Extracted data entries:
###
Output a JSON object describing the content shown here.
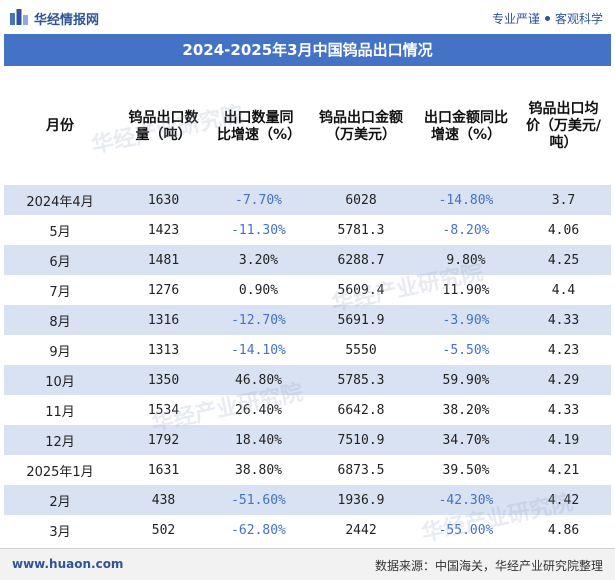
{
  "header": {
    "logo_text": "华经情报网",
    "slogan_left": "专业严谨",
    "slogan_right": "客观科学"
  },
  "title": "2024-2025年3月中国钨品出口情况",
  "table": {
    "columns": [
      "月份",
      "钨品出口数量（吨）",
      "出口数量同比增速（%）",
      "钨品出口金额（万美元）",
      "出口金额同比增速（%）",
      "钨品出口均价（万美元/吨）"
    ],
    "rows": [
      {
        "month": "2024年4月",
        "qty": "1630",
        "qty_yoy": "-7.70%",
        "amount": "6028",
        "amount_yoy": "-14.80%",
        "price": "3.7"
      },
      {
        "month": "5月",
        "qty": "1423",
        "qty_yoy": "-11.30%",
        "amount": "5781.3",
        "amount_yoy": "-8.20%",
        "price": "4.06"
      },
      {
        "month": "6月",
        "qty": "1481",
        "qty_yoy": "3.20%",
        "amount": "6288.7",
        "amount_yoy": "9.80%",
        "price": "4.25"
      },
      {
        "month": "7月",
        "qty": "1276",
        "qty_yoy": "0.90%",
        "amount": "5609.4",
        "amount_yoy": "11.90%",
        "price": "4.4"
      },
      {
        "month": "8月",
        "qty": "1316",
        "qty_yoy": "-12.70%",
        "amount": "5691.9",
        "amount_yoy": "-3.90%",
        "price": "4.33"
      },
      {
        "month": "9月",
        "qty": "1313",
        "qty_yoy": "-14.10%",
        "amount": "5550",
        "amount_yoy": "-5.50%",
        "price": "4.23"
      },
      {
        "month": "10月",
        "qty": "1350",
        "qty_yoy": "46.80%",
        "amount": "5785.3",
        "amount_yoy": "59.90%",
        "price": "4.29"
      },
      {
        "month": "11月",
        "qty": "1534",
        "qty_yoy": "26.40%",
        "amount": "6642.8",
        "amount_yoy": "38.20%",
        "price": "4.33"
      },
      {
        "month": "12月",
        "qty": "1792",
        "qty_yoy": "18.40%",
        "amount": "7510.9",
        "amount_yoy": "34.70%",
        "price": "4.19"
      },
      {
        "month": "2025年1月",
        "qty": "1631",
        "qty_yoy": "38.80%",
        "amount": "6873.5",
        "amount_yoy": "39.50%",
        "price": "4.21"
      },
      {
        "month": "2月",
        "qty": "438",
        "qty_yoy": "-51.60%",
        "amount": "1936.9",
        "amount_yoy": "-42.30%",
        "price": "4.42"
      },
      {
        "month": "3月",
        "qty": "502",
        "qty_yoy": "-62.80%",
        "amount": "2442",
        "amount_yoy": "-55.00%",
        "price": "4.86"
      }
    ]
  },
  "footer": {
    "website": "www.huaon.com",
    "source": "数据来源：中国海关，华经产业研究院整理"
  },
  "watermark_text": "华经产业研究院",
  "colors": {
    "brand_blue": "#4472c4",
    "stripe": "#d9e2f3",
    "negative": "#4472c4"
  }
}
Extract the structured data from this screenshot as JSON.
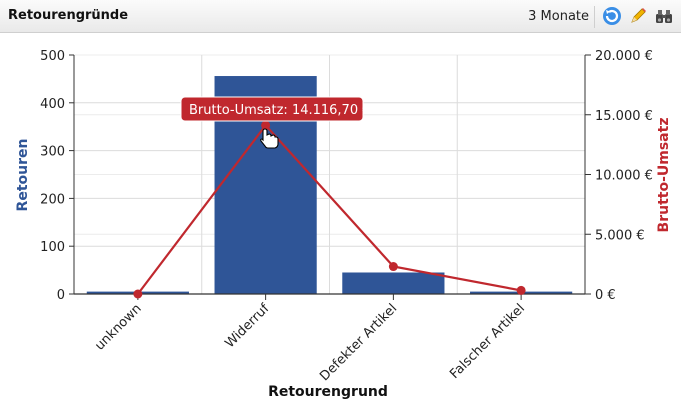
{
  "header": {
    "title": "Retourengründe",
    "period": "3 Monate",
    "buttons": [
      {
        "icon": "refresh-icon"
      },
      {
        "icon": "pencil-icon"
      },
      {
        "icon": "binoculars-icon"
      }
    ]
  },
  "tooltip": {
    "label": "Brutto-Umsatz",
    "value": "14.116,70 €"
  },
  "chart_data": {
    "type": "bar+line",
    "categories": [
      "unknown",
      "Widerruf",
      "Defekter Artikel",
      "Falscher Artikel"
    ],
    "bar_series": {
      "name": "Retouren",
      "values": [
        5,
        456,
        45,
        5
      ],
      "color": "#2f5597"
    },
    "line_series": {
      "name": "Brutto-Umsatz",
      "values": [
        0,
        14116.7,
        2300,
        300
      ],
      "color": "#c0282e"
    },
    "xlabel": "Retourengrund",
    "ylabel_left": "Retouren",
    "ylabel_right": "Brutto-Umsatz",
    "ylim_left": [
      0,
      500
    ],
    "yticks_left": [
      "0",
      "100",
      "200",
      "300",
      "400",
      "500"
    ],
    "ylim_right": [
      0,
      20000
    ],
    "yticks_right": [
      "0 €",
      "5.000 €",
      "10.000 €",
      "15.000 €",
      "20.000 €"
    ],
    "grid": true
  }
}
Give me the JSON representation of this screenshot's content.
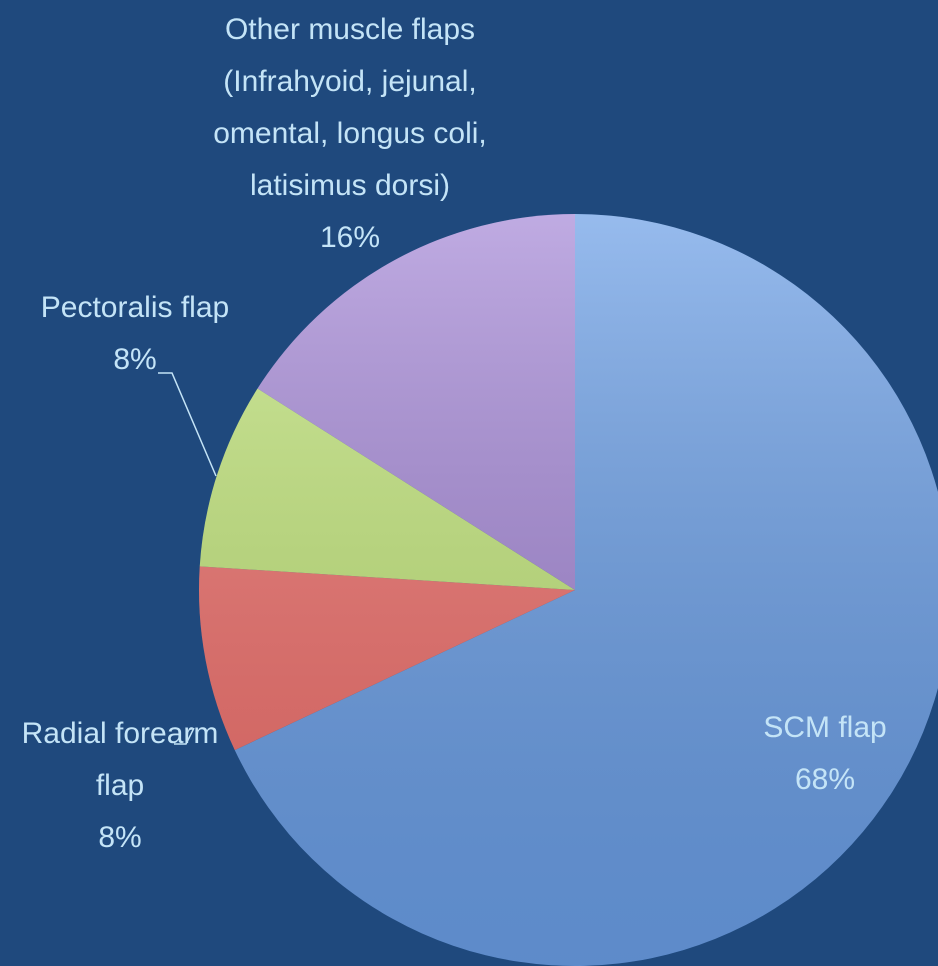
###
Short exercise: Copy every record above exactly as written, but leave out the pictures.

Expected answer:
Output a JSON object describing the content shown here.
{
  "header": {
    "logo_text": "华经情报网",
    "slogan_left": "专业严谨",
    "slogan_right": "客观科学"
  },
  "title": "2024-2025年3月中国钨品出口情况",
  "table": {
    "columns": [
      "月份",
      "钨品出口数量（吨）",
      "出口数量同比增速（%）",
      "钨品出口金额（万美元）",
      "出口金额同比增速（%）",
      "钨品出口均价（万美元/吨）"
    ],
    "rows": [
      {
        "month": "2024年4月",
        "qty": "1630",
        "qty_yoy": "-7.70%",
        "amount": "6028",
        "amount_yoy": "-14.80%",
        "price": "3.7"
      },
      {
        "month": "5月",
        "qty": "1423",
        "qty_yoy": "-11.30%",
        "amount": "5781.3",
        "amount_yoy": "-8.20%",
        "price": "4.06"
      },
      {
        "month": "6月",
        "qty": "1481",
        "qty_yoy": "3.20%",
        "amount": "6288.7",
        "amount_yoy": "9.80%",
        "price": "4.25"
      },
      {
        "month": "7月",
        "qty": "1276",
        "qty_yoy": "0.90%",
        "amount": "5609.4",
        "amount_yoy": "11.90%",
        "price": "4.4"
      },
      {
        "month": "8月",
        "qty": "1316",
        "qty_yoy": "-12.70%",
        "amount": "5691.9",
        "amount_yoy": "-3.90%",
        "price": "4.33"
      },
      {
        "month": "9月",
        "qty": "1313",
        "qty_yoy": "-14.10%",
        "amount": "5550",
        "amount_yoy": "-5.50%",
        "price": "4.23"
      },
      {
        "month": "10月",
        "qty": "1350",
        "qty_yoy": "46.80%",
        "amount": "5785.3",
        "amount_yoy": "59.90%",
        "price": "4.29"
      },
      {
        "month": "11月",
        "qty": "1534",
        "qty_yoy": "26.40%",
        "amount": "6642.8",
        "amount_yoy": "38.20%",
        "price": "4.33"
      },
      {
        "month": "12月",
        "qty": "1792",
        "qty_yoy": "18.40%",
        "amount": "7510.9",
        "amount_yoy": "34.70%",
        "price": "4.19"
      },
      {
        "month": "2025年1月",
        "qty": "1631",
        "qty_yoy": "38.80%",
        "amount": "6873.5",
        "amount_yoy": "39.50%",
        "price": "4.21"
      },
      {
        "month": "2月",
        "qty": "438",
        "qty_yoy": "-51.60%",
        "amount": "1936.9",
        "amount_yoy": "-42.30%",
        "price": "4.42"
      },
      {
        "month": "3月",
        "qty": "502",
        "qty_yoy": "-62.80%",
        "amount": "2442",
        "amount_yoy": "-55.00%",
        "price": "4.86"
      }
    ]
  },
  "footer": {
    "website": "www.huaon.com",
    "source": "数据来源：中国海关，华经产业研究院整理"
  },
  "watermark_text": "华经产业研究院",
  "colors": {
    "brand_blue": "#4472c4",
    "stripe": "#d9e2f3",
    "negative": "#4472c4"
  }
}
Extract the structured data from this screenshot as JSON.
{
  "header": {
    "title": "Retourengründe",
    "period": "3 Monate",
    "buttons": [
      {
        "icon": "refresh-icon"
      },
      {
        "icon": "pencil-icon"
      },
      {
        "icon": "binoculars-icon"
      }
    ]
  },
  "tooltip": {
    "label": "Brutto-Umsatz",
    "value": "14.116,70 €"
  },
  "chart_data": {
    "type": "bar+line",
    "categories": [
      "unknown",
      "Widerruf",
      "Defekter Artikel",
      "Falscher Artikel"
    ],
    "bar_series": {
      "name": "Retouren",
      "values": [
        5,
        456,
        45,
        5
      ],
      "color": "#2f5597"
    },
    "line_series": {
      "name": "Brutto-Umsatz",
      "values": [
        0,
        14116.7,
        2300,
        300
      ],
      "color": "#c0282e"
    },
    "xlabel": "Retourengrund",
    "ylabel_left": "Retouren",
    "ylabel_right": "Brutto-Umsatz",
    "ylim_left": [
      0,
      500
    ],
    "yticks_left": [
      "0",
      "100",
      "200",
      "300",
      "400",
      "500"
    ],
    "ylim_right": [
      0,
      20000
    ],
    "yticks_right": [
      "0 €",
      "5.000 €",
      "10.000 €",
      "15.000 €",
      "20.000 €"
    ],
    "grid": true
  }
}
Give me the JSON representation of this screenshot's content.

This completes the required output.